• EXCERPTED PASSAGE
Are Gentrified Cities Too Greedy?

Urban renewal works in D.C. and New Orleans. But the needs of the vulnerable shouldn't be ignored.

Jewel Samad/AFP/Getty Images; Stacy Revere/WireImage/Getty Images
Jewel Samad/AFP/Getty Images; Stacy Revere/WireImage/Getty Images

Let’s start with the outsourcing of public education — an effort for which both Chocolate Cities have served as America’s lab rats. New Orleans leads the nation in the percentage of privately managed charter schools (about 70), with D.C. right behind it (just less than half). When public education is dismantled, it frays the bonds of community where culture grows. It also creates a transportation nightmare that robs us of the opportunity to let economic and racial integration do its work on neighborhood schools. The New Orleans “experiment” is getting mixed marks. In the era of so-called “choice,” D.C. schools are becoming more segregated than ever.

Then there is the issue of development. Despite its success bringing in billions to develop inner-city D.C., the city keeps cooking up new ways to lure in developers as though it were 1968 and we were having a party and were worried that no one would show up. There is a push to raise the city’s quirky building-height limit. We are seeing proposals, unheard of in the Chocolate era, from Republicans in Congress who want D.C. to get a commuter tax.

• EXERCISES
A: Translate this sentence from the gentrification article into Spanish: "There is a push to raise the city’s quirky building-height limit."
B: Transcribe the stretch of the gentrification article from "Urban renewal works" through "segregated than ever.".
The entries have nothing to do with the tasks on the gentrification article.

• MATERIAL PROVIDED

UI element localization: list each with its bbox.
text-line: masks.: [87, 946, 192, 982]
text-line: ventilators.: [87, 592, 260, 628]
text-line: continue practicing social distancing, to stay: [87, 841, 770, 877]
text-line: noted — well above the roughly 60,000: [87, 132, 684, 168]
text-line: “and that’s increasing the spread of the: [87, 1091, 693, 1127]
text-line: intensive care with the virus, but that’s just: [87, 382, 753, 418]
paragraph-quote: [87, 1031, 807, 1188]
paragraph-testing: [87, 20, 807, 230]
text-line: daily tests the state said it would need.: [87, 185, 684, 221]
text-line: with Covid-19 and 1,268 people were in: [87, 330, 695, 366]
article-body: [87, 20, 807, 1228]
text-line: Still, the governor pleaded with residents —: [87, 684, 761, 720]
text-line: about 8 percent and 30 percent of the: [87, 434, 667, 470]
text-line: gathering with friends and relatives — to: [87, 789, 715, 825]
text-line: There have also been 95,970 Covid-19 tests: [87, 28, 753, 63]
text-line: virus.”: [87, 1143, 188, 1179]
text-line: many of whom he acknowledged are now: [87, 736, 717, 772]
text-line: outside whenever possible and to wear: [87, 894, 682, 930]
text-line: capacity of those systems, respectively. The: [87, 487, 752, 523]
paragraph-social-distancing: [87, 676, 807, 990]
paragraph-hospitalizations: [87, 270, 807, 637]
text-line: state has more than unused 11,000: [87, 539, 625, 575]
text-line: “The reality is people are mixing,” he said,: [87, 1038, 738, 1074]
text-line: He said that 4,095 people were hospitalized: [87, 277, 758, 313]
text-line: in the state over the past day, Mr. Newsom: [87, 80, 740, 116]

• OUTPUTS IN ORDER
A: Hay un impulso para elevar el peculiar límite de altura de los edificios de la ciudad.

B:
Urban renewal works in D.C. and New Orleans. But the needs of the vulnerable shouldn't be ignored.

Jewel Samad/AFP/Getty Images; Stacy Revere/WireImage/Getty Images
Jewel Samad/AFP/Getty Images; Stacy Revere/WireImage/Getty Images

Let’s start with the outsourcing of public education — an effort for which both Chocolate Cities have served as America’s lab rats. New Orleans leads the nation in the percentage of privately managed charter schools (about 70), with D.C. right behind it (just less than half). When public education is dismantled, it frays the bonds of community where culture grows. It also creates a transportation nightmare that robs us of the opportunity to let economic and racial integration do its work on neighborhood schools. The New Orleans “experiment” is getting mixed marks. In the era of so-called “choice,” D.C. schools are becoming more segregated than ever.